**What you need to do:**
All lines holding the string "text" are to be shown.

**Working data:**
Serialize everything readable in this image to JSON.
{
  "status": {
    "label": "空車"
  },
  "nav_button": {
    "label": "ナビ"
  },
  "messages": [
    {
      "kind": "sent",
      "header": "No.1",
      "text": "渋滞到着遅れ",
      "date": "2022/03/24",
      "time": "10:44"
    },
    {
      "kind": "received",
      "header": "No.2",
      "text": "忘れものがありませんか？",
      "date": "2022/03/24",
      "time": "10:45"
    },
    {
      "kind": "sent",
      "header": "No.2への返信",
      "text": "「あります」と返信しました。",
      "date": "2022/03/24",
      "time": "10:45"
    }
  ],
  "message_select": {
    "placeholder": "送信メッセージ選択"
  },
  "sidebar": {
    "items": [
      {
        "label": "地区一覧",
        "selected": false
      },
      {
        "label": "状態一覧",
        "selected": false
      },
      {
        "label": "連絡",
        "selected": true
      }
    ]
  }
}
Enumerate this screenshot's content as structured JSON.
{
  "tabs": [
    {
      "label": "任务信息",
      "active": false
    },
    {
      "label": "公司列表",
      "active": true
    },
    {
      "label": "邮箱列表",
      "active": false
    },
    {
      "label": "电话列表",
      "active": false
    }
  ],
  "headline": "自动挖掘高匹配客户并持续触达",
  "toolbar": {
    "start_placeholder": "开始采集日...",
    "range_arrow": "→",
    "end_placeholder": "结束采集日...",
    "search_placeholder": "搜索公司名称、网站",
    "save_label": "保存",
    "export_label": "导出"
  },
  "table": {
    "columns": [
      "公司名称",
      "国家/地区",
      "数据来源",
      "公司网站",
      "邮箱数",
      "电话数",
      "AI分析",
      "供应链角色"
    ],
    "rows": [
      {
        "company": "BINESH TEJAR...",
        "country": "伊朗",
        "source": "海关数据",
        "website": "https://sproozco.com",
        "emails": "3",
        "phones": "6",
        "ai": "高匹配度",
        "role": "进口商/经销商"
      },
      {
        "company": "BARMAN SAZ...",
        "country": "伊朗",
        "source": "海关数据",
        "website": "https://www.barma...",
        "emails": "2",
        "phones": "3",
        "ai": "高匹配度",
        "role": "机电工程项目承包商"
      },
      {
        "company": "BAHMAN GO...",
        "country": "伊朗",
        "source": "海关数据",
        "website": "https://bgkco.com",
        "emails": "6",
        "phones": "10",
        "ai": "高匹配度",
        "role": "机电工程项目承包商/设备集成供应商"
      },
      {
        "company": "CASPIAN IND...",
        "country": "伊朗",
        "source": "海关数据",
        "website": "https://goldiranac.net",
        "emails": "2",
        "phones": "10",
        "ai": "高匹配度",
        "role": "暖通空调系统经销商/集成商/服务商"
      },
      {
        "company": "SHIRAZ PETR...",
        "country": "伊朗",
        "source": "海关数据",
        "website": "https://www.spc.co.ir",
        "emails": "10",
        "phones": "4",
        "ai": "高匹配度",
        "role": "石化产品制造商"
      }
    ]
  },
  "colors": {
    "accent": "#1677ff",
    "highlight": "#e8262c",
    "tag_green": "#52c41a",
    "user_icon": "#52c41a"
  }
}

**Solution to this task:**
      "text": "渋滞到着遅れ",
      "text": "忘れものがありませんか？",
      "text": "「あります」と返信しました。",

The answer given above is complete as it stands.